* begin *
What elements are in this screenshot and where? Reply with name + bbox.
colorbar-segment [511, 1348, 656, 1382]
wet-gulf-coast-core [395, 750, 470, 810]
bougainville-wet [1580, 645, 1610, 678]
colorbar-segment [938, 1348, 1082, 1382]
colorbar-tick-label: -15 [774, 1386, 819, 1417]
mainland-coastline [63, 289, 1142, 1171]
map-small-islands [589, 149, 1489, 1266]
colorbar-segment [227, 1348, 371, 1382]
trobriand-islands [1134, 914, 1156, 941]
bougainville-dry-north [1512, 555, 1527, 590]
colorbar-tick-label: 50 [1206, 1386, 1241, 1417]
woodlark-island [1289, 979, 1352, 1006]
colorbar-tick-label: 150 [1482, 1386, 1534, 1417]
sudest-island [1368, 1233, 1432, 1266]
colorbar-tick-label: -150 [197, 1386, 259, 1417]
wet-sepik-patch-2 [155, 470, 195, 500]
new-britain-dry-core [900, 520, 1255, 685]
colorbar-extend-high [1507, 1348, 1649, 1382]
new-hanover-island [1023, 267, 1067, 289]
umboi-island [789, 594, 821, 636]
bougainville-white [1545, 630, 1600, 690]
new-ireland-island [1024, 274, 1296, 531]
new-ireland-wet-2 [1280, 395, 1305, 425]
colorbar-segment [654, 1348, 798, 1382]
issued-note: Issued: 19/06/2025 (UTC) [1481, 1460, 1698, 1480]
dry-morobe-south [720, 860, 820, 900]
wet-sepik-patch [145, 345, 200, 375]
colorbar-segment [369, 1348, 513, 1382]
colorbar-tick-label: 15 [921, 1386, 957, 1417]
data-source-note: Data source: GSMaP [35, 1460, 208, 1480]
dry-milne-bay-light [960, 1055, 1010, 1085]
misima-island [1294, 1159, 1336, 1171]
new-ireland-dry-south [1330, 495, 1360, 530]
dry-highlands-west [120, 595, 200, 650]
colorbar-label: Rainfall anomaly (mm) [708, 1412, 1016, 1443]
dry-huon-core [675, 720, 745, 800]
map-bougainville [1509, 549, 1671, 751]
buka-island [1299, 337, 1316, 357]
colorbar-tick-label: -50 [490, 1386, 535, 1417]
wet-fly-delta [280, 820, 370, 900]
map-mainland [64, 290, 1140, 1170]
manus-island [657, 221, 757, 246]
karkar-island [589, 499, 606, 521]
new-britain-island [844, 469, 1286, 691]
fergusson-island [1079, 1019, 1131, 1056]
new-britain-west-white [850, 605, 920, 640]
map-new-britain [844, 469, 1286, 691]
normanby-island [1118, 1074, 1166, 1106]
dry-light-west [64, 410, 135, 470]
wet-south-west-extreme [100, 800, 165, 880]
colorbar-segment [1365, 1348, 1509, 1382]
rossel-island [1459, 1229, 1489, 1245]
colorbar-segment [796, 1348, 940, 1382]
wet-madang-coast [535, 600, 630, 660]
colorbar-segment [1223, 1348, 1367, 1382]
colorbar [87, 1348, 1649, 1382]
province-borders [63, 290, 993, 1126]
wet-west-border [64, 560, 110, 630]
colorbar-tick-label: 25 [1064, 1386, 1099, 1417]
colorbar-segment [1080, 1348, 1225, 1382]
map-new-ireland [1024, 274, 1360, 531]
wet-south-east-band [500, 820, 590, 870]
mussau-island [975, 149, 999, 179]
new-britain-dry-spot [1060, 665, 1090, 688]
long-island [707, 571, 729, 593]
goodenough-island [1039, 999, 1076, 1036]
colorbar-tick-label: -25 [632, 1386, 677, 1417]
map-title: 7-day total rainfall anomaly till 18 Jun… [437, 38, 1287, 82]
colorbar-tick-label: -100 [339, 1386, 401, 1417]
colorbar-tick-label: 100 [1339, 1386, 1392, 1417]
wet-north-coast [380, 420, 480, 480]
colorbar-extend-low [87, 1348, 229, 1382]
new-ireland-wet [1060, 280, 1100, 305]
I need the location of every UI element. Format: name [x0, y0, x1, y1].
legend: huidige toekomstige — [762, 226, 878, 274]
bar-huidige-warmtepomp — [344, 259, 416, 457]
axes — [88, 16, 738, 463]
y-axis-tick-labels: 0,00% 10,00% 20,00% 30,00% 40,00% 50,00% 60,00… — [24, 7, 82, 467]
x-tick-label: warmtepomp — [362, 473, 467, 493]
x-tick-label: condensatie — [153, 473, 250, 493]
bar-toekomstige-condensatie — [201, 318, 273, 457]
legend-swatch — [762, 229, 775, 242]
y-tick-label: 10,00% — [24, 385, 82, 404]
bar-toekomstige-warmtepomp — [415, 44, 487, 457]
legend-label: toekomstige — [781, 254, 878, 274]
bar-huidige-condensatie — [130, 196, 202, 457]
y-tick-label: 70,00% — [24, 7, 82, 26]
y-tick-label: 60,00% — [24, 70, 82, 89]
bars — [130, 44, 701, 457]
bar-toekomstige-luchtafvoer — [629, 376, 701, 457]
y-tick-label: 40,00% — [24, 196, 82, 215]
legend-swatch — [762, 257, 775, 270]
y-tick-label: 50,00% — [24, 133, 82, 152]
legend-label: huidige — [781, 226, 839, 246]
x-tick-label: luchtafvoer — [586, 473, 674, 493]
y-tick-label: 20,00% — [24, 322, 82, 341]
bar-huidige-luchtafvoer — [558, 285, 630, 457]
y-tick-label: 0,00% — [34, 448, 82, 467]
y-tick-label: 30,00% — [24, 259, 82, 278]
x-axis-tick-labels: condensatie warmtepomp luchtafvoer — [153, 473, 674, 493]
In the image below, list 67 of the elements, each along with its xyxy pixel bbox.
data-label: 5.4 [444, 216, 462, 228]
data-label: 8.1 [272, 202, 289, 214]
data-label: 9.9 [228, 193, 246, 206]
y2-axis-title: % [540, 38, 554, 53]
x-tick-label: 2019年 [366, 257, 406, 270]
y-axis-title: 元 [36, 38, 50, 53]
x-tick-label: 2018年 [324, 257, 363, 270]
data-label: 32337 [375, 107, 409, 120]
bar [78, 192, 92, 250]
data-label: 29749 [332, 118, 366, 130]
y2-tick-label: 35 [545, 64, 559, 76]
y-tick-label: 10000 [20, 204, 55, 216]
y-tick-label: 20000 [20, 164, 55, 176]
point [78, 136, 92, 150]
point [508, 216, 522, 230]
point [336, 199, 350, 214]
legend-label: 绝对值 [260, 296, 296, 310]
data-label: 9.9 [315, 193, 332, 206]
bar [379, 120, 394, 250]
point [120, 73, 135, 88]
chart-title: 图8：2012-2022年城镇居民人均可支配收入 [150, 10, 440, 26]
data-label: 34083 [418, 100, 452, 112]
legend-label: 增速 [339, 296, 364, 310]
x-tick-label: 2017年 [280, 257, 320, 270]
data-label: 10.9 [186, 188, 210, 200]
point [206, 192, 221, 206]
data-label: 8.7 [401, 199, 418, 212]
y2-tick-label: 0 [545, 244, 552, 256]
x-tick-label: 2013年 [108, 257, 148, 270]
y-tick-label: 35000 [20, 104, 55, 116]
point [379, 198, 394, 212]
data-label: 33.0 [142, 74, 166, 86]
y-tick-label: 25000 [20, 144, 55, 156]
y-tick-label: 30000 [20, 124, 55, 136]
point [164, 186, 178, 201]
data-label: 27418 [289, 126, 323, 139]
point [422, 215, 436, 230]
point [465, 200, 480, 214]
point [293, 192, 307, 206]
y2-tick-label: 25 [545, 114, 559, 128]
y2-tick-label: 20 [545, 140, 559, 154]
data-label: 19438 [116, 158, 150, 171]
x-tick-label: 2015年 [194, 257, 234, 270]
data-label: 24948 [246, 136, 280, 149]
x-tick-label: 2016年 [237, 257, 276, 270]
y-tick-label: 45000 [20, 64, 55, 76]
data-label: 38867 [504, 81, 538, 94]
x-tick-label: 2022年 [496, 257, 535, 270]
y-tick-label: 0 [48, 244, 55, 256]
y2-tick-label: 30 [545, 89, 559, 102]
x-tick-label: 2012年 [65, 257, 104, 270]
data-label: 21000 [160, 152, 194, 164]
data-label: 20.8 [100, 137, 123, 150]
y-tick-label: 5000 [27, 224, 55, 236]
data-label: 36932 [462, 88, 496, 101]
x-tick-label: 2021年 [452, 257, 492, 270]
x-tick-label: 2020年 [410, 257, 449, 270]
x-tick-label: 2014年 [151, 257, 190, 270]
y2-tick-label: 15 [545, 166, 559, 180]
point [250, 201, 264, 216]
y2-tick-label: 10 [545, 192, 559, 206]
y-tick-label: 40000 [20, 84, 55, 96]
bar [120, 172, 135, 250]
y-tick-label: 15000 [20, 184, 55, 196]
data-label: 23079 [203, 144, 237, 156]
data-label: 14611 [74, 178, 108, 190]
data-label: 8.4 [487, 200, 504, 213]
* end *
- **What is needed**
Format the material from its first line through the line containing "dry-light-west [64, 410, 135, 470]" as a JSON list of strings, one string per line, with blank lines omitted.

- **Answer to the task**
[
  "What elements are in this screenshot and where? Reply with name + bbox.",
  "colorbar-segment [511, 1348, 656, 1382]",
  "wet-gulf-coast-core [395, 750, 470, 810]",
  "bougainville-wet [1580, 645, 1610, 678]",
  "colorbar-segment [938, 1348, 1082, 1382]",
  "colorbar-tick-label: -15 [774, 1386, 819, 1417]",
  "mainland-coastline [63, 289, 1142, 1171]",
  "map-small-islands [589, 149, 1489, 1266]",
  "colorbar-segment [227, 1348, 371, 1382]",
  "trobriand-islands [1134, 914, 1156, 941]",
  "bougainville-dry-north [1512, 555, 1527, 590]",
  "colorbar-tick-label: 50 [1206, 1386, 1241, 1417]",
  "woodlark-island [1289, 979, 1352, 1006]",
  "colorbar-tick-label: 150 [1482, 1386, 1534, 1417]",
  "sudest-island [1368, 1233, 1432, 1266]",
  "colorbar-tick-label: -150 [197, 1386, 259, 1417]",
  "wet-sepik-patch-2 [155, 470, 195, 500]",
  "new-britain-dry-core [900, 520, 1255, 685]",
  "colorbar-extend-high [1507, 1348, 1649, 1382]",
  "new-hanover-island [1023, 267, 1067, 289]",
  "umboi-island [789, 594, 821, 636]",
  "bougainville-white [1545, 630, 1600, 690]",
  "new-ireland-island [1024, 274, 1296, 531]",
  "new-ireland-wet-2 [1280, 395, 1305, 425]",
  "colorbar-segment [654, 1348, 798, 1382]",
  "issued-note: Issued: 19/06/2025 (UTC) [1481, 1460, 1698, 1480]",
  "dry-morobe-south [720, 860, 820, 900]",
  "wet-sepik-patch [145, 345, 200, 375]",
  "colorbar-segment [369, 1348, 513, 1382]",
  "colorbar-tick-label: 15 [921, 1386, 957, 1417]",
  "data-source-note: Data source: GSMaP [35, 1460, 208, 1480]",
  "dry-milne-bay-light [960, 1055, 1010, 1085]",
  "misima-island [1294, 1159, 1336, 1171]",
  "new-ireland-dry-south [1330, 495, 1360, 530]",
  "dry-highlands-west [120, 595, 200, 650]",
  "colorbar-label: Rainfall anomaly (mm) [708, 1412, 1016, 1443]",
  "dry-huon-core [675, 720, 745, 800]",
  "map-bougainville [1509, 549, 1671, 751]",
  "buka-island [1299, 337, 1316, 357]",
  "colorbar-tick-label: -50 [490, 1386, 535, 1417]",
  "wet-fly-delta [280, 820, 370, 900]",
  "map-mainland [64, 290, 1140, 1170]",
  "manus-island [657, 221, 757, 246]",
  "karkar-island [589, 499, 606, 521]",
  "new-britain-island [844, 469, 1286, 691]",
  "fergusson-island [1079, 1019, 1131, 1056]",
  "new-britain-west-white [850, 605, 920, 640]",
  "map-new-britain [844, 469, 1286, 691]",
  "normanby-island [1118, 1074, 1166, 1106]",
  "dry-light-west [64, 410, 135, 470]"
]